_Exercise directions_:
Identify, in the records below, every line where the string "creative" appears, and copy each such line.

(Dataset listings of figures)
>>>>>

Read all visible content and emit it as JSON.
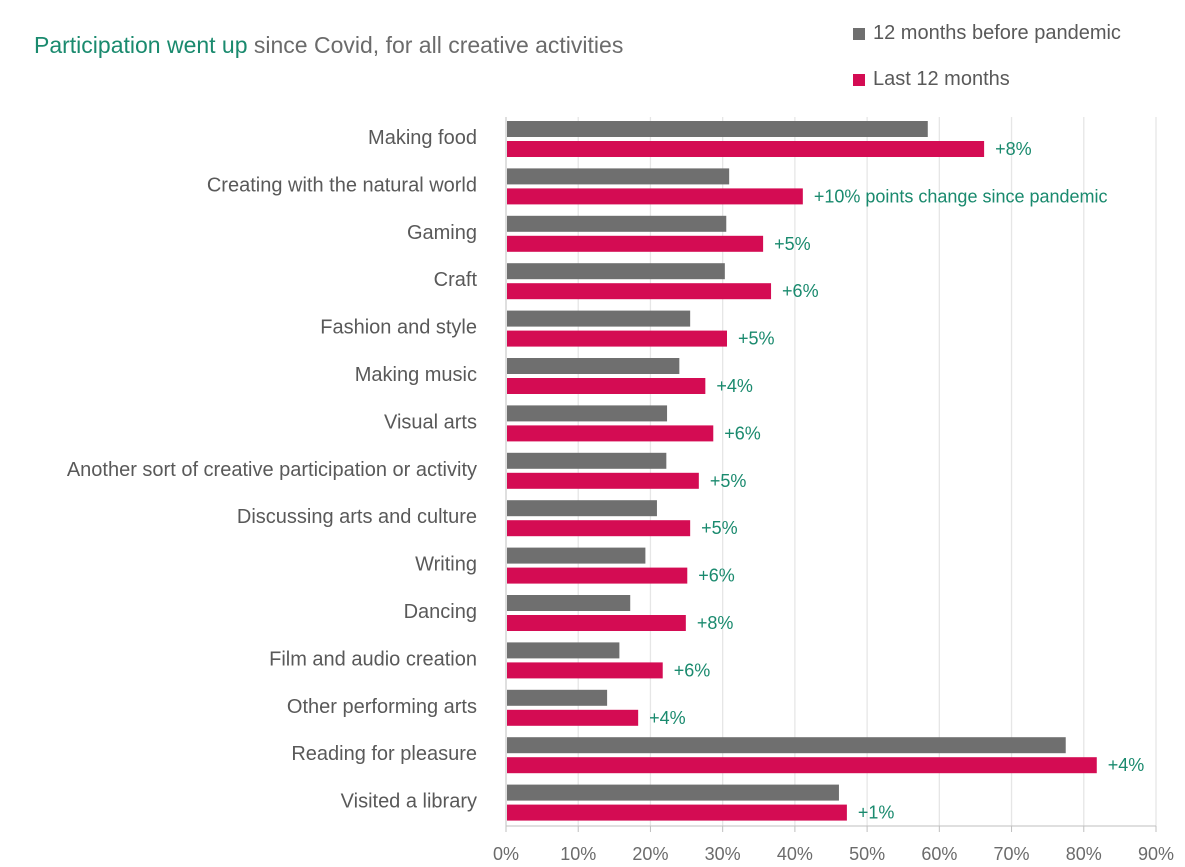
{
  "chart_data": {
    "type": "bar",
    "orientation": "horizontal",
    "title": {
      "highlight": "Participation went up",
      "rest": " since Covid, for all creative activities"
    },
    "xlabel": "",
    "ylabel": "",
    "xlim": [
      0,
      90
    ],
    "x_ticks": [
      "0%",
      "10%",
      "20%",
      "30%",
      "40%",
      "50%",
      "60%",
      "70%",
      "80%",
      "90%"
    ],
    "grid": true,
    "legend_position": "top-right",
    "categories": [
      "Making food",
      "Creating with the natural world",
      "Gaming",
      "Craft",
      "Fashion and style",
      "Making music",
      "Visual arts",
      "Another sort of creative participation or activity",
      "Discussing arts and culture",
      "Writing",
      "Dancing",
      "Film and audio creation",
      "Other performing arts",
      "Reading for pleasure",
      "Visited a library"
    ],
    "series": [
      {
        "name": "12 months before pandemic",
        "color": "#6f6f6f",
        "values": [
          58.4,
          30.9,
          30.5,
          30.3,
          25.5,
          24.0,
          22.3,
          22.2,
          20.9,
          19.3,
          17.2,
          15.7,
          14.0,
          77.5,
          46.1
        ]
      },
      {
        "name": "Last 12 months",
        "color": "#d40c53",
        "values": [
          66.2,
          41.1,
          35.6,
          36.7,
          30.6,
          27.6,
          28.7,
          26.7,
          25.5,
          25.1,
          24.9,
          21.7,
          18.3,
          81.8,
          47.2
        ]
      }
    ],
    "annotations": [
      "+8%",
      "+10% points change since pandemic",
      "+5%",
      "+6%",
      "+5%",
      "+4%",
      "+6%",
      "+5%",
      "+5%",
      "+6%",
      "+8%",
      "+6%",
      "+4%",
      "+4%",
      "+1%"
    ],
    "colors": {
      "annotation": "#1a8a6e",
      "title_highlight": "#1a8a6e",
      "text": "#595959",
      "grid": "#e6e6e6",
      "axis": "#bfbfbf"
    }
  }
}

<<<<<
>>>>>

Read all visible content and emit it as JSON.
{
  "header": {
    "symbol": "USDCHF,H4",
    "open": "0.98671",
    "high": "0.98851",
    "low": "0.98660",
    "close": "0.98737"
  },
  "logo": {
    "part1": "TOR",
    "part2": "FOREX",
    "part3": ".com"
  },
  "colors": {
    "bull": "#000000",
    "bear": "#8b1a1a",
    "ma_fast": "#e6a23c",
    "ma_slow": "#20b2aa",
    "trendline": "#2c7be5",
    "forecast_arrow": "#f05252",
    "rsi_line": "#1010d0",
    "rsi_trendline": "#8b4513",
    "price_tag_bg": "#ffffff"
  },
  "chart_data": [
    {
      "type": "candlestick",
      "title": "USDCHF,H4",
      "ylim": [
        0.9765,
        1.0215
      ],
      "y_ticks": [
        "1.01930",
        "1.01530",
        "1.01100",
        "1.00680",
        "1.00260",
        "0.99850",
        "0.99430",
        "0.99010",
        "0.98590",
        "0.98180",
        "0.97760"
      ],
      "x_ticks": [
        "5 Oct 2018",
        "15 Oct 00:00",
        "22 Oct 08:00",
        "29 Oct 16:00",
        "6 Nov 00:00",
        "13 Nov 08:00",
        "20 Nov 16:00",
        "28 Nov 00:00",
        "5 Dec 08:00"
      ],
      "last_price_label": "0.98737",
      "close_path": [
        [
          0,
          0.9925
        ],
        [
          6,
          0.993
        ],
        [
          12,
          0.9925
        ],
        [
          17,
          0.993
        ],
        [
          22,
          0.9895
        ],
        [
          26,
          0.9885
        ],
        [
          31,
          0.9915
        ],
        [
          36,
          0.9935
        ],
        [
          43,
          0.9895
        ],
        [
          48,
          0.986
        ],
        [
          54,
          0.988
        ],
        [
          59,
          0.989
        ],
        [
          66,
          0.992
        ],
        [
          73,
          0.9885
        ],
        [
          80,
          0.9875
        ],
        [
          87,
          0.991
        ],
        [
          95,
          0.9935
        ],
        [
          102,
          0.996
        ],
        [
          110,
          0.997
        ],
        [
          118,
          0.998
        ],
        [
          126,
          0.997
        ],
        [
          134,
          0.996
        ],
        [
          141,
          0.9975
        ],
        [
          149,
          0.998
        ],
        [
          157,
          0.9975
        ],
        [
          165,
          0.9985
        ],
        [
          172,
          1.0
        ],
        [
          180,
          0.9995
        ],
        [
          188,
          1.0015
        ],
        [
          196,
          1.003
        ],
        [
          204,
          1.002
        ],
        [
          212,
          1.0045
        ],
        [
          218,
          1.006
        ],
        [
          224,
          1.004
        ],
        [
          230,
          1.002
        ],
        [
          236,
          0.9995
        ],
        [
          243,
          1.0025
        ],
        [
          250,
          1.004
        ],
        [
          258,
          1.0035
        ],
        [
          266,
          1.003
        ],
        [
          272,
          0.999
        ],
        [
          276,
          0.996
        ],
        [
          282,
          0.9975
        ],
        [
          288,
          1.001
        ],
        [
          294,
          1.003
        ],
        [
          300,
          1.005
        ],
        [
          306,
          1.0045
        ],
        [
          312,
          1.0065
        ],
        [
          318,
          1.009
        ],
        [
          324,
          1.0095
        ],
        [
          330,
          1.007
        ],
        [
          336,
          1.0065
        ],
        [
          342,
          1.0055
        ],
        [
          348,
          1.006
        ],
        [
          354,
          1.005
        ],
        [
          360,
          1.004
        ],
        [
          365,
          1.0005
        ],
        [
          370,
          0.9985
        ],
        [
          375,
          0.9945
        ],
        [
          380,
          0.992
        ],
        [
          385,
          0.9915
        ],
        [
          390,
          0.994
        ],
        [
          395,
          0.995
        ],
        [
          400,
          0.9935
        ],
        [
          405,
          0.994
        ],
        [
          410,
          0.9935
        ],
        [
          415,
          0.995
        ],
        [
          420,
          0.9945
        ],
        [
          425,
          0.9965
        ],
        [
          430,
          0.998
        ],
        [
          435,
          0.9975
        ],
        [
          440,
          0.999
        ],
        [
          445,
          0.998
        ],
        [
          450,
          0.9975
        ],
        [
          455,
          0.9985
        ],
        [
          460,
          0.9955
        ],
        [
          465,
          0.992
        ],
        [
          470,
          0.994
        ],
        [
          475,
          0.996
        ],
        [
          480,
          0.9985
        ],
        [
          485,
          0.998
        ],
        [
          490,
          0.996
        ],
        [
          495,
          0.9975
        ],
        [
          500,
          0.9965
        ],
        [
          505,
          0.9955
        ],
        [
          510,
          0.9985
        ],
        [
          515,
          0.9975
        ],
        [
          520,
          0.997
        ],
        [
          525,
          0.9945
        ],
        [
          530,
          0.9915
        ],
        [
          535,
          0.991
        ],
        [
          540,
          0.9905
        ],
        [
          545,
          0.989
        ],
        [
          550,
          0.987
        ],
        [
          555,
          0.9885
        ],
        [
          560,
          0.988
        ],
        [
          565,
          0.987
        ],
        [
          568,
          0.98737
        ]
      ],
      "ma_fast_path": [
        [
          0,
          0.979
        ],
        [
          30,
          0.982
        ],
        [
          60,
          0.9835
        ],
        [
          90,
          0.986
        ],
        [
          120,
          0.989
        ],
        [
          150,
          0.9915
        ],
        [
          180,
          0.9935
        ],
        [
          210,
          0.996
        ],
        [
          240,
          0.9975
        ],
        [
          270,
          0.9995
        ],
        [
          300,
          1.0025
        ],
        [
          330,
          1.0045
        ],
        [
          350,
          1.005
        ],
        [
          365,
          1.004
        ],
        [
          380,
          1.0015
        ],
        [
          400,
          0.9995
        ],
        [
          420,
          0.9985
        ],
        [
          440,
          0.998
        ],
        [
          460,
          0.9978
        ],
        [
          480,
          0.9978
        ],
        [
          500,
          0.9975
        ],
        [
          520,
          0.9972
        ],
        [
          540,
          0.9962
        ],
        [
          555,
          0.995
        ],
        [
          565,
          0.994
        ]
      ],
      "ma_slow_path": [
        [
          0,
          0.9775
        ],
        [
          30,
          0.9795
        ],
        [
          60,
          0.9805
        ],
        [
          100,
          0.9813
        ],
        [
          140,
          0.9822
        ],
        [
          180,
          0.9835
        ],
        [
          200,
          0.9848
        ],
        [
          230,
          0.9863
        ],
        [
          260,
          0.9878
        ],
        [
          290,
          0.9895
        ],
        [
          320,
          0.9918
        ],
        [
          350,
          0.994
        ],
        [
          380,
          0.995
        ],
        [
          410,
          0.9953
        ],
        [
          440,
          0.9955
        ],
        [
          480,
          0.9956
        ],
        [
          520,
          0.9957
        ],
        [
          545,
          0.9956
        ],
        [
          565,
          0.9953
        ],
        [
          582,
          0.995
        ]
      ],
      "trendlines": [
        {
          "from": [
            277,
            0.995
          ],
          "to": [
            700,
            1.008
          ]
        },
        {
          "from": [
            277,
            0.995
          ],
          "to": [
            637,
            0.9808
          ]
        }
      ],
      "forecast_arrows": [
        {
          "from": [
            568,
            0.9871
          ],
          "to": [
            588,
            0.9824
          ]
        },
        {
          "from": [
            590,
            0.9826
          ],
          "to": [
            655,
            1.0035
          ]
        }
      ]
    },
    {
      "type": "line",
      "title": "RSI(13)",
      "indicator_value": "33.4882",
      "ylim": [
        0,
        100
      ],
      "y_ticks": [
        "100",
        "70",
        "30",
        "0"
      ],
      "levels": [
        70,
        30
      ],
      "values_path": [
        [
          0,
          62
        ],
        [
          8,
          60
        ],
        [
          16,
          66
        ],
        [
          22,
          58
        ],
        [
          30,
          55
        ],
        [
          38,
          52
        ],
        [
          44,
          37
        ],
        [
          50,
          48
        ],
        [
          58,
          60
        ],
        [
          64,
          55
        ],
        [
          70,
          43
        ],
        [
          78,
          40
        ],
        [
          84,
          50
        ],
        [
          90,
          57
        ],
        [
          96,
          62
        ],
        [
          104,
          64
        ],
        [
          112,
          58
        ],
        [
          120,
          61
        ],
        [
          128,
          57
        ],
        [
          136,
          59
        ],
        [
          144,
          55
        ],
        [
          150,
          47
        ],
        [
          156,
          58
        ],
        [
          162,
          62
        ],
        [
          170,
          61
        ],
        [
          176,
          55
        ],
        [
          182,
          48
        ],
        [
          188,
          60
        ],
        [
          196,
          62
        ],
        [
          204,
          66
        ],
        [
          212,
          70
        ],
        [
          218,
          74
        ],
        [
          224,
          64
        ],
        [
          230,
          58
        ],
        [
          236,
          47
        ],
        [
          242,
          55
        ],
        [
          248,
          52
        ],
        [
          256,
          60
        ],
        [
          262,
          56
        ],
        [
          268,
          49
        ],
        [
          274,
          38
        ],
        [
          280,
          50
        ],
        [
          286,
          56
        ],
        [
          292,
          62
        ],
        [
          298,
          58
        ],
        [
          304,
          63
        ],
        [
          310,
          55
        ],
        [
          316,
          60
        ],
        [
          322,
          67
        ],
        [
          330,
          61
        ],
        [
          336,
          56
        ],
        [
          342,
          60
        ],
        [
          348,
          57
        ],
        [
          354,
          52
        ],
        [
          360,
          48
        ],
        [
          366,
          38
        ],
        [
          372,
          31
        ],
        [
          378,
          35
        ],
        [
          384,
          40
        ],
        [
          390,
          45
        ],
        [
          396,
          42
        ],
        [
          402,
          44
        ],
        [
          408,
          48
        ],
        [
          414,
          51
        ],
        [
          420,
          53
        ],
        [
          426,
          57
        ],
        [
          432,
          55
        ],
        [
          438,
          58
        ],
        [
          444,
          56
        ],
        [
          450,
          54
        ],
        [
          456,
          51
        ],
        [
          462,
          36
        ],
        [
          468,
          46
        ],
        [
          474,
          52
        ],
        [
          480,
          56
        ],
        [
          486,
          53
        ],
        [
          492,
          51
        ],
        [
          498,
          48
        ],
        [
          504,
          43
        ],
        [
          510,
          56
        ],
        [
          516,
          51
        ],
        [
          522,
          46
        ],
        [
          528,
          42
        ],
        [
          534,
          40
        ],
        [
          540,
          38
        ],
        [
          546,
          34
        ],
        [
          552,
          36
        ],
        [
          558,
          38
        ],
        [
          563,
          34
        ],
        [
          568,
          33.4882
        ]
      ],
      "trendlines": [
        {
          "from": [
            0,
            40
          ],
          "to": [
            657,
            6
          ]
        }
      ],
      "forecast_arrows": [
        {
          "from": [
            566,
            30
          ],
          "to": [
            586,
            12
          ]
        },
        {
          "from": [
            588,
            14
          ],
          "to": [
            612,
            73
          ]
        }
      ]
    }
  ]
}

<<<<<

_Answer_:
      "rest": " since Covid, for all creative activities"
      "Another sort of creative participation or activity",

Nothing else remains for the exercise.